Return the number of lines in which the word "week" appears; add nothing else.

(Dataset entries)
## START

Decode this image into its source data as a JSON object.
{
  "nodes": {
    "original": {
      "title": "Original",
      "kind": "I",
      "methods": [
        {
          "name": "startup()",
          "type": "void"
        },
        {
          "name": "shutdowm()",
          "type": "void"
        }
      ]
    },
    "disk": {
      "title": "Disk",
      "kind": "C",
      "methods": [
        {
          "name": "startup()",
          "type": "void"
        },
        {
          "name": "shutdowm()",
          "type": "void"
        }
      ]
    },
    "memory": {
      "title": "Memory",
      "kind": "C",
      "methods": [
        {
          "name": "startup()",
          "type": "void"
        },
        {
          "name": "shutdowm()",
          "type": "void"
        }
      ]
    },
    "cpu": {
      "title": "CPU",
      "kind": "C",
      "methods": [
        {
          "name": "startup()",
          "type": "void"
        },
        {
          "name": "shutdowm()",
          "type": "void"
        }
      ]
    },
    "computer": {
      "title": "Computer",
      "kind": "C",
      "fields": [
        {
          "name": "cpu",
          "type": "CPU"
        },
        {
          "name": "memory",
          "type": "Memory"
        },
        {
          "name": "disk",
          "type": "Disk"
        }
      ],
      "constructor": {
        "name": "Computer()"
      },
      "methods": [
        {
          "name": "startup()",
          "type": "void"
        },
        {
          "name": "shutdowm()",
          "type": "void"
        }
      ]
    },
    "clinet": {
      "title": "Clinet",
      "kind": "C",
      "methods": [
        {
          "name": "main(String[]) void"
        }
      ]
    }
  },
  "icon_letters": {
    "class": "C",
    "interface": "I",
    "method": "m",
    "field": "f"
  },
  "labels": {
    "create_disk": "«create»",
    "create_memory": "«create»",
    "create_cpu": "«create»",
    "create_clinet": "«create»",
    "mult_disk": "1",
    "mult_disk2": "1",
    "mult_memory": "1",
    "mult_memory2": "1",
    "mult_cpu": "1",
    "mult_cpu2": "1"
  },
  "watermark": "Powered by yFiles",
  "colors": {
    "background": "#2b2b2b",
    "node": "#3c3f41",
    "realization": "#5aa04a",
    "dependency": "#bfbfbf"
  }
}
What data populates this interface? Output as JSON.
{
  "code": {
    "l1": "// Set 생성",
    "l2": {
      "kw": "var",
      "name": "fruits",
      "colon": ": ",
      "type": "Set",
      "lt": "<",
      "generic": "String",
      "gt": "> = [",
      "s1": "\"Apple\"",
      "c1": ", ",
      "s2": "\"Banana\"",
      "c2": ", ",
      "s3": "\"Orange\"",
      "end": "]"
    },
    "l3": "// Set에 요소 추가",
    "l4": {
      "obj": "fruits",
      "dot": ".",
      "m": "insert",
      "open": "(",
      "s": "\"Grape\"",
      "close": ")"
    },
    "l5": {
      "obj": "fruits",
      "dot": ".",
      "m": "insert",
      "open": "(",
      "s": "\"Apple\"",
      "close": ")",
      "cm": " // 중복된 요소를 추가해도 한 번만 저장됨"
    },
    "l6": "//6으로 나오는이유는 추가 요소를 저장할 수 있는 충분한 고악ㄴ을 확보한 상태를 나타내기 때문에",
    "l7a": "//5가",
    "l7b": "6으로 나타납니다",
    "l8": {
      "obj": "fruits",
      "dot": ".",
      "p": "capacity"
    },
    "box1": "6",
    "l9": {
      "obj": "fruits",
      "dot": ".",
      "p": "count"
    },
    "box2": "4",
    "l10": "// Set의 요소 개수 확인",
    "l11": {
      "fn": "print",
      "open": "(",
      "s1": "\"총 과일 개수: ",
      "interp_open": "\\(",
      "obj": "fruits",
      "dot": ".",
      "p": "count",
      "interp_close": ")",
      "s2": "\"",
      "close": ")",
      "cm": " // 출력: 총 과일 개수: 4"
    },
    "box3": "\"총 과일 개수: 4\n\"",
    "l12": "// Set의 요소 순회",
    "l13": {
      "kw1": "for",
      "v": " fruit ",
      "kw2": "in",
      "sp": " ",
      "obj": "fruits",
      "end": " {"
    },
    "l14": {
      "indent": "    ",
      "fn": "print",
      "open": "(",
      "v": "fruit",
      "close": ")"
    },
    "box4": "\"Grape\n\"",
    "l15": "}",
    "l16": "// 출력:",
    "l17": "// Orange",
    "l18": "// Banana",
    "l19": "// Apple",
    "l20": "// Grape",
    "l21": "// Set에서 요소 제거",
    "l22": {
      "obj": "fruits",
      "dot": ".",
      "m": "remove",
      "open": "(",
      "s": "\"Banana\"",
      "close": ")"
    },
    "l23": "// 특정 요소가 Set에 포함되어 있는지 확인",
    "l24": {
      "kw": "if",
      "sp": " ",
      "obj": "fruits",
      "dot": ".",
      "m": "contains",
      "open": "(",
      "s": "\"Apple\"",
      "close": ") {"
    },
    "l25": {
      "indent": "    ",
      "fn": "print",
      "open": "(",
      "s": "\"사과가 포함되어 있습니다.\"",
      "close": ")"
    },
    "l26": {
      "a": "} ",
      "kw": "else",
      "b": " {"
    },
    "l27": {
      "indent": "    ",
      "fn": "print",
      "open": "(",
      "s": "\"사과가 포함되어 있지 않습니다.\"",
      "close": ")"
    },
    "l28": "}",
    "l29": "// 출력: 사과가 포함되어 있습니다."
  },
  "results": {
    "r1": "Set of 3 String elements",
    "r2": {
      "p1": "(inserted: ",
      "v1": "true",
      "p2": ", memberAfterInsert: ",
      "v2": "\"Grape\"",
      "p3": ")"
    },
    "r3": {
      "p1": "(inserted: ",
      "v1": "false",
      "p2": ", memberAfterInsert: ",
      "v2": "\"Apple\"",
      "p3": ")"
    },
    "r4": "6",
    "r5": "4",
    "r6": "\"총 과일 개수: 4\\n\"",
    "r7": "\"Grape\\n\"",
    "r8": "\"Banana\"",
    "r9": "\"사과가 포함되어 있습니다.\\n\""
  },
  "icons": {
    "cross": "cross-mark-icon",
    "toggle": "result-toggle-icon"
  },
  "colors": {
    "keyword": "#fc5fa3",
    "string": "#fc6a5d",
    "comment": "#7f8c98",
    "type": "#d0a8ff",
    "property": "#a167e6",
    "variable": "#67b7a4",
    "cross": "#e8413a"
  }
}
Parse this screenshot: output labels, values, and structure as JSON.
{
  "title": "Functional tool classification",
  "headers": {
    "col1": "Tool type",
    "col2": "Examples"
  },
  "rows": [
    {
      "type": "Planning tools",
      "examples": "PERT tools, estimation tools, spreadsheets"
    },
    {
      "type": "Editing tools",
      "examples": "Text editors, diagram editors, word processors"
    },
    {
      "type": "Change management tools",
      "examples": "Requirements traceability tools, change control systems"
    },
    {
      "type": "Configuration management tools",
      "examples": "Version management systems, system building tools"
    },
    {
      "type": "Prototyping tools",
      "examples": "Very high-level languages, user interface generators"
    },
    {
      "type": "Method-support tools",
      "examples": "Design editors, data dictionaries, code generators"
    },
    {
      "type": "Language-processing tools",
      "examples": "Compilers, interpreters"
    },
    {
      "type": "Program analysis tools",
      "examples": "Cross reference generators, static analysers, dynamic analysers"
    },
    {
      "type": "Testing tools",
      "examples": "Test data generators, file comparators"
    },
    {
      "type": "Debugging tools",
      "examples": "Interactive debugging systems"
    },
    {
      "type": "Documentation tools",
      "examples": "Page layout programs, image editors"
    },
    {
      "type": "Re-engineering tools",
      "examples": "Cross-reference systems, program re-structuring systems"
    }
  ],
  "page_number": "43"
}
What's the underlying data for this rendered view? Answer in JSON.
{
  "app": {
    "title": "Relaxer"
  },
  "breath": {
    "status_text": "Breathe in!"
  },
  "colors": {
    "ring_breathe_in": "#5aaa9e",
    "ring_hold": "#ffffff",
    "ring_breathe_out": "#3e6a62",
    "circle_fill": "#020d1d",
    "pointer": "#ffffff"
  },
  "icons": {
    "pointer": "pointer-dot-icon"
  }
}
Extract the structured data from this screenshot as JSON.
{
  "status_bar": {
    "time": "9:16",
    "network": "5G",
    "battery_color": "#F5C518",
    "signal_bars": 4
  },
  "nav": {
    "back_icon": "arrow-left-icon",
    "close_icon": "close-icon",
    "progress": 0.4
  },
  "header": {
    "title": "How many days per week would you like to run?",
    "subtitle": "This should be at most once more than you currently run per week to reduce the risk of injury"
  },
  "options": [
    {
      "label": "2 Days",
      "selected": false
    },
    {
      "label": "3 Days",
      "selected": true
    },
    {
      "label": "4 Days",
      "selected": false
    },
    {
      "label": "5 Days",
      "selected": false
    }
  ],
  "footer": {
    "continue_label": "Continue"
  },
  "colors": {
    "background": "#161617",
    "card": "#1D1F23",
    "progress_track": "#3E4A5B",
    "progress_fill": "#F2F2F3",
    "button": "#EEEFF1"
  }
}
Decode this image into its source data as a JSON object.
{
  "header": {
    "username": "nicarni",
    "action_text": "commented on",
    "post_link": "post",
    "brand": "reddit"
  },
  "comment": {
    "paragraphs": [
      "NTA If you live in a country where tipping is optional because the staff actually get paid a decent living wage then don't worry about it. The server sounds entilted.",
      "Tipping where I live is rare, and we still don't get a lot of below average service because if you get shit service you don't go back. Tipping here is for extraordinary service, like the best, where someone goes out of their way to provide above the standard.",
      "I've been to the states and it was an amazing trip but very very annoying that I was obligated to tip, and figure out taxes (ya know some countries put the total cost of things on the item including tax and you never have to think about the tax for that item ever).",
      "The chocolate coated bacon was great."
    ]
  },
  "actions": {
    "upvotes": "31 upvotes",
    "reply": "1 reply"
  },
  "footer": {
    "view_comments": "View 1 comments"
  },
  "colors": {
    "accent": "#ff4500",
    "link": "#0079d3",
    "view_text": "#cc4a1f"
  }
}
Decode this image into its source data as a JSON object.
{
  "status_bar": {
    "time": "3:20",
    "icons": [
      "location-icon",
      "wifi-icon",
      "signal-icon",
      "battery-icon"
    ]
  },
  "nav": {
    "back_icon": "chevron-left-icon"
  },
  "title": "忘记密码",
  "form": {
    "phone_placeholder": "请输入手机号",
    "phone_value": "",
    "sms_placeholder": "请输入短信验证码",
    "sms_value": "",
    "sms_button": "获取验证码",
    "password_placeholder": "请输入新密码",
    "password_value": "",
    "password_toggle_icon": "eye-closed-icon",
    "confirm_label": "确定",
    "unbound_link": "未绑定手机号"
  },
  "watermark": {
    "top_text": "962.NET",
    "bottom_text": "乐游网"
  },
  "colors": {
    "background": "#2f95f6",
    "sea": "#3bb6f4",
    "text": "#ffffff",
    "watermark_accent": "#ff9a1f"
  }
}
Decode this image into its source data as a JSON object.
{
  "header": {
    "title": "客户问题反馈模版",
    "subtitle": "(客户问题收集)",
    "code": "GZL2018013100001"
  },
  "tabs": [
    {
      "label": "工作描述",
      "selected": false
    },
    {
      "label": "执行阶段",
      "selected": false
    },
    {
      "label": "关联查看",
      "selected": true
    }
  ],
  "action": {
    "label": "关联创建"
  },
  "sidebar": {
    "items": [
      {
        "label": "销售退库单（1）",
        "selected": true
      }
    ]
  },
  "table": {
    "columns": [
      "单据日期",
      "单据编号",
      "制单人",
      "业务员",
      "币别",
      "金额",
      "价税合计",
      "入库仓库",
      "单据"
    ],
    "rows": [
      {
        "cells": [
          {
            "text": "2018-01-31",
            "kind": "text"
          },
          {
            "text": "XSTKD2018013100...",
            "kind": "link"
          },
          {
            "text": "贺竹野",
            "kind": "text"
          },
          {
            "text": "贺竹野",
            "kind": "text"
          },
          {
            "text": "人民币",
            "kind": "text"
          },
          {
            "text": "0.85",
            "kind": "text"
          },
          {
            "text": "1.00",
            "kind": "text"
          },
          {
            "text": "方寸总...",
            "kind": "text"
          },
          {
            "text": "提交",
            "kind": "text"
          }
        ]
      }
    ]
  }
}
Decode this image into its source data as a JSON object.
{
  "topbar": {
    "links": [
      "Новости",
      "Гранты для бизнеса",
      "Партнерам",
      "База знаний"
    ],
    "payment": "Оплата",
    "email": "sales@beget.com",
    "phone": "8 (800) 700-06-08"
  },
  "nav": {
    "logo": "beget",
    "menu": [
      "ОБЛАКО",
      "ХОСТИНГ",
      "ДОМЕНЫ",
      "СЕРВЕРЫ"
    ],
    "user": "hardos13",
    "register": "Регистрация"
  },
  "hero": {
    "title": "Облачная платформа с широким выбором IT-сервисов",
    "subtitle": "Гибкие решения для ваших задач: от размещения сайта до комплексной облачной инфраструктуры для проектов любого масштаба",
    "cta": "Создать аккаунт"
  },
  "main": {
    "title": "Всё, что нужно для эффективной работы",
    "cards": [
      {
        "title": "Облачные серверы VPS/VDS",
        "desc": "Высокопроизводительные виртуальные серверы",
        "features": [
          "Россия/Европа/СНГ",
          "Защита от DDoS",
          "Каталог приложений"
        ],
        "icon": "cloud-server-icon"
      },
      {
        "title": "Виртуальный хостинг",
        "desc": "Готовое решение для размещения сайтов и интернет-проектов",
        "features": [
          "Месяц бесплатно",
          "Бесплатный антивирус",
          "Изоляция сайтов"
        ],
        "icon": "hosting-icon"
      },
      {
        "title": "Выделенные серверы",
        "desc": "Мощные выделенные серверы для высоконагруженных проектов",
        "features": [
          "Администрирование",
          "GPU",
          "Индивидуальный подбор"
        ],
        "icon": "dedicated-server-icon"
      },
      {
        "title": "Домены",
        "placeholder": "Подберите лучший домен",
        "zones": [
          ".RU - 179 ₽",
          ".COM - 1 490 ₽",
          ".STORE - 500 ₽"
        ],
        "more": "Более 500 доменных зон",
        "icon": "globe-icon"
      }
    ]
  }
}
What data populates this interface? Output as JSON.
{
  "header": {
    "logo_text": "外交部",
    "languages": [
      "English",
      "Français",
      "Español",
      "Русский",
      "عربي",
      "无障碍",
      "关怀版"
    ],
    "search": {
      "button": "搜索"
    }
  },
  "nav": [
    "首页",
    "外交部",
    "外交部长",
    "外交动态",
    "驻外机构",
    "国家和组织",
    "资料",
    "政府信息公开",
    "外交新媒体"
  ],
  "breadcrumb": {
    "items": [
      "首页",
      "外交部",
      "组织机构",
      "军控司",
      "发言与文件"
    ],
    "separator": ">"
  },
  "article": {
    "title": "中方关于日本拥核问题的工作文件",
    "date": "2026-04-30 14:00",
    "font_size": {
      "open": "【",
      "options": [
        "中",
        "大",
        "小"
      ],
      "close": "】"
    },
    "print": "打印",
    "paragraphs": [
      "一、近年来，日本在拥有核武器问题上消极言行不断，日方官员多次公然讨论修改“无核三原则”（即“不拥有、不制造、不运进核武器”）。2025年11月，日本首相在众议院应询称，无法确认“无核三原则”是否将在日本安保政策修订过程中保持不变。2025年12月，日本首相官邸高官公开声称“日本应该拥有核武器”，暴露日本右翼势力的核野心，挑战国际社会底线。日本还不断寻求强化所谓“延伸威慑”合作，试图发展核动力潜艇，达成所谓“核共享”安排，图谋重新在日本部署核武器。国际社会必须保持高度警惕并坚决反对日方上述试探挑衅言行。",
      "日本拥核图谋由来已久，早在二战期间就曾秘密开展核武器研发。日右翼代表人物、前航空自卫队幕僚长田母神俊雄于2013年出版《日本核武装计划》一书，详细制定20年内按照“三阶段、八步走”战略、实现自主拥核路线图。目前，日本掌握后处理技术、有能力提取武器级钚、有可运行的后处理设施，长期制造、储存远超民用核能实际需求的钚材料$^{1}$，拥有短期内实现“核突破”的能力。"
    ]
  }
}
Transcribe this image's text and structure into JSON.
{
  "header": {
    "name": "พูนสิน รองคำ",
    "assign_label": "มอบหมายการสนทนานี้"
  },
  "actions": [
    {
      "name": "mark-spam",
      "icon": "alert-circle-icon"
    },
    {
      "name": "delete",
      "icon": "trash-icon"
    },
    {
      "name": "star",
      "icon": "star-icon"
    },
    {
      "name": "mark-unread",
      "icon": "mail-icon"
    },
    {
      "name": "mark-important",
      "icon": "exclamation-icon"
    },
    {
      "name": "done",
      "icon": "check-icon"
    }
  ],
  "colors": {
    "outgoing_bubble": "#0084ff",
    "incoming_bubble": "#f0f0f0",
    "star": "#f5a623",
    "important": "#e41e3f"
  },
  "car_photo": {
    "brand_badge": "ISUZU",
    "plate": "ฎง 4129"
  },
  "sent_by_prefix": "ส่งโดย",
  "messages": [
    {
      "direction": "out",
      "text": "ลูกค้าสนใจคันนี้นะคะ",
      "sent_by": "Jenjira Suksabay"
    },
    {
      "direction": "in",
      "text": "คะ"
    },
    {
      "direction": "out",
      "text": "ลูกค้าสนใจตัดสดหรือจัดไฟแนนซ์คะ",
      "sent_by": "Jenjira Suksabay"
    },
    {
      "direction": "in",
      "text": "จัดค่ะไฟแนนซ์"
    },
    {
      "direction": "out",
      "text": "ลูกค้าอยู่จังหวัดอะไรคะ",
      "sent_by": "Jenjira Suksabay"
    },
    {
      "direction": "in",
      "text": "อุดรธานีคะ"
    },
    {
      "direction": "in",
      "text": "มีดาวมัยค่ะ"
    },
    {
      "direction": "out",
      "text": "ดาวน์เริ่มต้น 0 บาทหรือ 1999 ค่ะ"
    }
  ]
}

## END

| Correct output |
2